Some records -
━━━

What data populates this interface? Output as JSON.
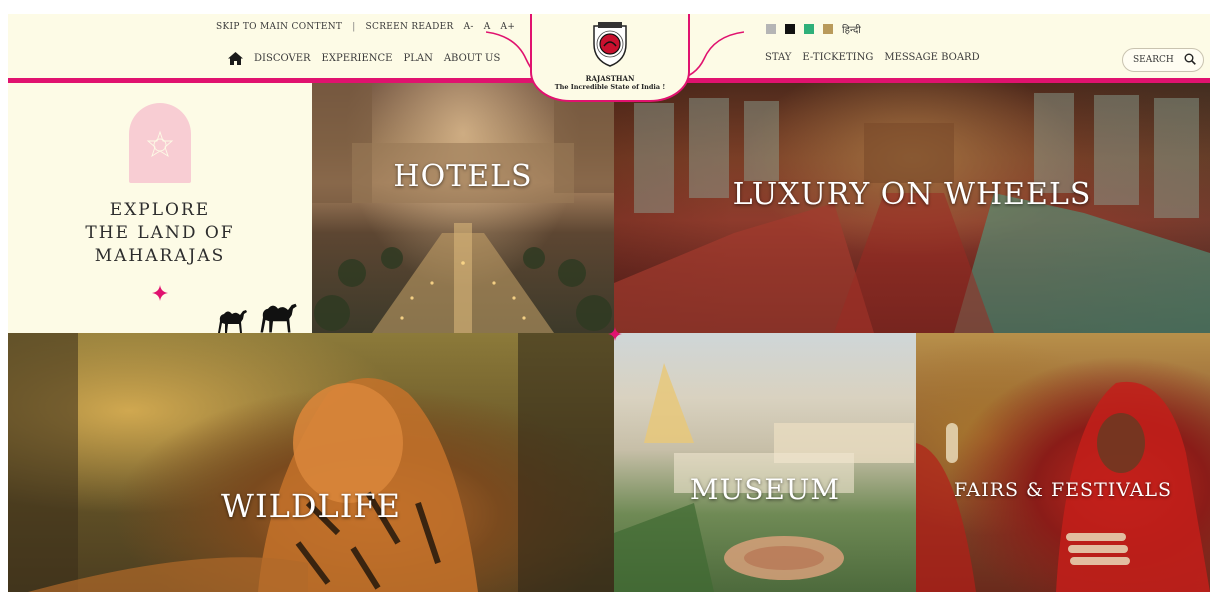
{
  "header": {
    "utility": {
      "skip": "SKIP TO MAIN CONTENT",
      "divider": "|",
      "screen_reader": "SCREEN READER",
      "font_minus": "A-",
      "font_normal": "A",
      "font_plus": "A+"
    },
    "nav_left": [
      "DISCOVER",
      "EXPERIENCE",
      "PLAN",
      "ABOUT US"
    ],
    "nav_right": [
      "STAY",
      "E-TICKETING",
      "MESSAGE BOARD"
    ],
    "theme_swatches": [
      "#b5b5b5",
      "#111111",
      "#2fb07a",
      "#b99a5b"
    ],
    "language": "हिन्दी",
    "search_label": "SEARCH",
    "brand": {
      "name": "RAJASTHAN",
      "tagline": "The Incredible State of India !"
    }
  },
  "tiles": {
    "explore": {
      "lines": [
        "EXPLORE",
        "THE LAND OF",
        "MAHARAJAS"
      ]
    },
    "hotels": "HOTELS",
    "luxury": "LUXURY ON WHEELS",
    "wildlife": "WILDLIFE",
    "museum": "MUSEUM",
    "fairs": "FAIRS & FESTIVALS"
  },
  "colors": {
    "accent": "#e0126f",
    "background": "#fdfbe6"
  }
}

━━━

WHAT TO PRODUCE -
Go through the data above and transcribe it in full, omitting any image.

COMPLETE ANSWER -
What data populates this interface? Output as JSON.
{
  "header": {
    "utility": {
      "skip": "SKIP TO MAIN CONTENT",
      "divider": "|",
      "screen_reader": "SCREEN READER",
      "font_minus": "A-",
      "font_normal": "A",
      "font_plus": "A+"
    },
    "nav_left": [
      "DISCOVER",
      "EXPERIENCE",
      "PLAN",
      "ABOUT US"
    ],
    "nav_right": [
      "STAY",
      "E-TICKETING",
      "MESSAGE BOARD"
    ],
    "theme_swatches": [
      "#b5b5b5",
      "#111111",
      "#2fb07a",
      "#b99a5b"
    ],
    "language": "हिन्दी",
    "search_label": "SEARCH",
    "brand": {
      "name": "RAJASTHAN",
      "tagline": "The Incredible State of India !"
    }
  },
  "tiles": {
    "explore": {
      "lines": [
        "EXPLORE",
        "THE LAND OF",
        "MAHARAJAS"
      ]
    },
    "hotels": "HOTELS",
    "luxury": "LUXURY ON WHEELS",
    "wildlife": "WILDLIFE",
    "museum": "MUSEUM",
    "fairs": "FAIRS & FESTIVALS"
  },
  "colors": {
    "accent": "#e0126f",
    "background": "#fdfbe6"
  }
}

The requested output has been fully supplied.